— BEGIN —

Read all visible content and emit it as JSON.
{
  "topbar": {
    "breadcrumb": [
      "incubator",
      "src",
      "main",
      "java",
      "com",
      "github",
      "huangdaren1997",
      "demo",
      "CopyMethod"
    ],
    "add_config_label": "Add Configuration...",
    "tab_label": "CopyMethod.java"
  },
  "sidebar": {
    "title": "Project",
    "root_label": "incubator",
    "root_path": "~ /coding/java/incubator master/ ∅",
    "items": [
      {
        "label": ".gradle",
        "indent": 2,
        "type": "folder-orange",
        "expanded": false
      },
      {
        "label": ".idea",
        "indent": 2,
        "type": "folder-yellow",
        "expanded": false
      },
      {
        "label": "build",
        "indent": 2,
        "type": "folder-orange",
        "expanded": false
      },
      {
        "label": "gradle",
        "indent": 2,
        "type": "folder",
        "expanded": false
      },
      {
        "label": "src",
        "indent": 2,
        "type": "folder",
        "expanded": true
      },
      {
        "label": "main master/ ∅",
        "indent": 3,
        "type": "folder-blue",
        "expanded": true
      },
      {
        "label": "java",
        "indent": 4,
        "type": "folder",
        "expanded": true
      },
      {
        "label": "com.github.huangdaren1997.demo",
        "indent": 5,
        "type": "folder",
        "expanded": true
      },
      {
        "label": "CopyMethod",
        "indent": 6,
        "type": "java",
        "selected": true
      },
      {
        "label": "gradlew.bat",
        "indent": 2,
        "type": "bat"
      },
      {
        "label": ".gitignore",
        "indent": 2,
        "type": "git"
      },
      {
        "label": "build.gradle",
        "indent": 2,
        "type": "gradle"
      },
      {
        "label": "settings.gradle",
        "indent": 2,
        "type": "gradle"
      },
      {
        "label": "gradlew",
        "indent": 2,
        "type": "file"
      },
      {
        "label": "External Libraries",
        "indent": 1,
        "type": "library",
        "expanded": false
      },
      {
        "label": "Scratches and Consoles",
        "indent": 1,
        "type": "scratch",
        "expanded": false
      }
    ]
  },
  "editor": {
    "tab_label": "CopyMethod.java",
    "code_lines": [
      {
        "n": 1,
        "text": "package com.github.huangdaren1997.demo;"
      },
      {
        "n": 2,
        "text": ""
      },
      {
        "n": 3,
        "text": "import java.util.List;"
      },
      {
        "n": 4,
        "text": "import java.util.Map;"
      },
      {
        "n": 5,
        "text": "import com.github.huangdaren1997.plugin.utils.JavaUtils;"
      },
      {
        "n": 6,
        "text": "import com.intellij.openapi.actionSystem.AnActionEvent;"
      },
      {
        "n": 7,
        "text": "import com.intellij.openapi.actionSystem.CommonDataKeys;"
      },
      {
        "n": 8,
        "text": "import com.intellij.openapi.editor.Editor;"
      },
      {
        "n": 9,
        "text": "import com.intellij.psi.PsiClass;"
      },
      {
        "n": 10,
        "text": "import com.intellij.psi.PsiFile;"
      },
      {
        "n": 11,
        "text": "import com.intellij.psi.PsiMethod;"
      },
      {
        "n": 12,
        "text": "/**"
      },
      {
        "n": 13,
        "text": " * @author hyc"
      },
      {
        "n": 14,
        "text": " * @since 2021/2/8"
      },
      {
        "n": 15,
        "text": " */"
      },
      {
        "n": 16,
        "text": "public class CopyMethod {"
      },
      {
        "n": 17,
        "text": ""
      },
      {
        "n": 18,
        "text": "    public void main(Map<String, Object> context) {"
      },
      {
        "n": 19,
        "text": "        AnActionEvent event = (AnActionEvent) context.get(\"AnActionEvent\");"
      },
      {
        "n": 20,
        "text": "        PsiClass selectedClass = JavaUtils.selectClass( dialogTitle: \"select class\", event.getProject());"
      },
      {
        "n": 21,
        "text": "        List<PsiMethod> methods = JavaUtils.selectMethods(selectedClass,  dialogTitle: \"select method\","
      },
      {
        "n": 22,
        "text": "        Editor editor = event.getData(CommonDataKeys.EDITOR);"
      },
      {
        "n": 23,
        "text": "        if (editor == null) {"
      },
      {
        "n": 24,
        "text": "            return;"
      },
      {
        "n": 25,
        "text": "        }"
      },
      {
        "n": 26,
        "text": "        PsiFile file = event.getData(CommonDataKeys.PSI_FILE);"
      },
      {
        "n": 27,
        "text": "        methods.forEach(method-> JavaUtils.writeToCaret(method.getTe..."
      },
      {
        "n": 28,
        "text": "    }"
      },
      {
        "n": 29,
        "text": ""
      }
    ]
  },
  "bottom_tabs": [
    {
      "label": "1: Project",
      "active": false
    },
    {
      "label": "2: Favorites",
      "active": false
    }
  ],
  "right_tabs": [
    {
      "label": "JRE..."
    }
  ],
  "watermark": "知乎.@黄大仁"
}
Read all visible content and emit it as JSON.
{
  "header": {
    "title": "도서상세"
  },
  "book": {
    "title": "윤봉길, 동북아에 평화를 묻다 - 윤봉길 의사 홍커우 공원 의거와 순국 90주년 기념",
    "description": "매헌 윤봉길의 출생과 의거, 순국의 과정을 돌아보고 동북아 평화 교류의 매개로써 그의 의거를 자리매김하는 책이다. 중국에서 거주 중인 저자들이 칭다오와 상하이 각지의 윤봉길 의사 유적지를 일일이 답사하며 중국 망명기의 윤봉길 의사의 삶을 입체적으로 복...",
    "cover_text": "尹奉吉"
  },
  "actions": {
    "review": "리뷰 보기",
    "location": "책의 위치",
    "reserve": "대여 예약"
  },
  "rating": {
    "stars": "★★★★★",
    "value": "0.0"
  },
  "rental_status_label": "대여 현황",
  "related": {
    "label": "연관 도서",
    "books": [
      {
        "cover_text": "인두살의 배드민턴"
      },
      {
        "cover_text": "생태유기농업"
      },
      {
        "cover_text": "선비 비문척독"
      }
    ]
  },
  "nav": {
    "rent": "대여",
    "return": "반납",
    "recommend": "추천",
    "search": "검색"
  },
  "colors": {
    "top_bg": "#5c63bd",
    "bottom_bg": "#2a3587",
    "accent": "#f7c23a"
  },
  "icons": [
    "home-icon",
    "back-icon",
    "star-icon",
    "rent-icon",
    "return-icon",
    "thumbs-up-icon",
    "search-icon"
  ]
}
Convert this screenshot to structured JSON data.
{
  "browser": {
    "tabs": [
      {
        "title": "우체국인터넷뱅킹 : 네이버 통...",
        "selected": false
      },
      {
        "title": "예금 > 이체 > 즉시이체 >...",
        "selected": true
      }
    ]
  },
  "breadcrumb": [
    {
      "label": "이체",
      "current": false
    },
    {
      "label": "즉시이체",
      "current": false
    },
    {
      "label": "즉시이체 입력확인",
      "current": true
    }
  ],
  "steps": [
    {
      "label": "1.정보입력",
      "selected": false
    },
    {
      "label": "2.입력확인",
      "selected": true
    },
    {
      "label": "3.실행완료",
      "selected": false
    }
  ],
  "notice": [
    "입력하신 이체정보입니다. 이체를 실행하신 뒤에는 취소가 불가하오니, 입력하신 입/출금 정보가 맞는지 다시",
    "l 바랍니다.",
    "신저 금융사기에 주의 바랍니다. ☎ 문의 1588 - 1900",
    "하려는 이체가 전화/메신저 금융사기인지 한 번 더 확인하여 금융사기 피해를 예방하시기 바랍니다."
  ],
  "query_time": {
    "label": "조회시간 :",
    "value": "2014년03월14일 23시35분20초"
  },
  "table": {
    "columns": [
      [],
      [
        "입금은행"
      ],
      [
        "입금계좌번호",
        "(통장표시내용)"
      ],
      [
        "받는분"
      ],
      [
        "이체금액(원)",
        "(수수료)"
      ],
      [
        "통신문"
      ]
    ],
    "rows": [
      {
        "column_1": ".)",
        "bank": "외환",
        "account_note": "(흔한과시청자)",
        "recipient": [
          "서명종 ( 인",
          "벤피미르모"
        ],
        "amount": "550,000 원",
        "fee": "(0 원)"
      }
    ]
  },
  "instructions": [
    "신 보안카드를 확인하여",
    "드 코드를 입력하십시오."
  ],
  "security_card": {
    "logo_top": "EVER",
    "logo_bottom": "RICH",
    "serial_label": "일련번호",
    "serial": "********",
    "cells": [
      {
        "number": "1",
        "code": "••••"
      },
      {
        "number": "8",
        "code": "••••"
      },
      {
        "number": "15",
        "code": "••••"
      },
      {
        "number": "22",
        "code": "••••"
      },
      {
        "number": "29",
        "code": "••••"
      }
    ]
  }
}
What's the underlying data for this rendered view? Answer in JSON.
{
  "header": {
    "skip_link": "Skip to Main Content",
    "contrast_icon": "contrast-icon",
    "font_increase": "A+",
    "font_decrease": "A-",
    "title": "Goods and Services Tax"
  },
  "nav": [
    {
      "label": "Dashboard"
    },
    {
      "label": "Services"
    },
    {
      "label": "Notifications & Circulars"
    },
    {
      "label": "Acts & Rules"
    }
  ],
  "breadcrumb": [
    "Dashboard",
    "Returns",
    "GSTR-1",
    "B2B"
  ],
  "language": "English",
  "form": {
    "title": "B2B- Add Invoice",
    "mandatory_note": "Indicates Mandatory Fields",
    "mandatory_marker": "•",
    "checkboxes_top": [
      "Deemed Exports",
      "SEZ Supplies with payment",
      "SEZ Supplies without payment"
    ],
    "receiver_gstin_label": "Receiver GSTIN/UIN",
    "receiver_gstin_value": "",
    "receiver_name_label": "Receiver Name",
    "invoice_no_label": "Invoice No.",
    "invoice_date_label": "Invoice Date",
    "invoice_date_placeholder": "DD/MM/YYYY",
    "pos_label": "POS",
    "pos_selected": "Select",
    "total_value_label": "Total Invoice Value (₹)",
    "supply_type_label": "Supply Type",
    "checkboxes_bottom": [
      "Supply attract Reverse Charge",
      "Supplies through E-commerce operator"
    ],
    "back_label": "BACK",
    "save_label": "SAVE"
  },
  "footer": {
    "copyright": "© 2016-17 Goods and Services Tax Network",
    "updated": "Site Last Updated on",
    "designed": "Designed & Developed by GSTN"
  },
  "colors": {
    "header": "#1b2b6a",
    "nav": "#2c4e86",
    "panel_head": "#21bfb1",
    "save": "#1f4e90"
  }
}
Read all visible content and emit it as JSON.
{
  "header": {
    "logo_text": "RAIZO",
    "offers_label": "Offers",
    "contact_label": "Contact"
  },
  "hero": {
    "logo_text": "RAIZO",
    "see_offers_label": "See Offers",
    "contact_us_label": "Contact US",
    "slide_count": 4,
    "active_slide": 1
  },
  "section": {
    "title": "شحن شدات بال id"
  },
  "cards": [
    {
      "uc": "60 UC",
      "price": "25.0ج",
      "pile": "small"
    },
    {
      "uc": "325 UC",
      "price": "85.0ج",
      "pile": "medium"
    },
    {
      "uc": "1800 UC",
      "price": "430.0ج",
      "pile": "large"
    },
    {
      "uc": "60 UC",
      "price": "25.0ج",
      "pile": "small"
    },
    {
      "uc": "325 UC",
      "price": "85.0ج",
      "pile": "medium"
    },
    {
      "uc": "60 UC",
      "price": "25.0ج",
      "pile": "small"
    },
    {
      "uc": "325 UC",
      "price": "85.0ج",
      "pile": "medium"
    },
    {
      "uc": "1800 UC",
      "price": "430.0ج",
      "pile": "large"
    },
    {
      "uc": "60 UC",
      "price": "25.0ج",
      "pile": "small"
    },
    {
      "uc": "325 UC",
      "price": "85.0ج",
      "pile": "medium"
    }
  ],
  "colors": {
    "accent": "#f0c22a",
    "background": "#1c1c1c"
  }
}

— END —

* Challenge: Using the records above, list each line that includes "Supply".

* Task solution:
    "supply_type_label": "Supply Type",
      "Supply attract Reverse Charge",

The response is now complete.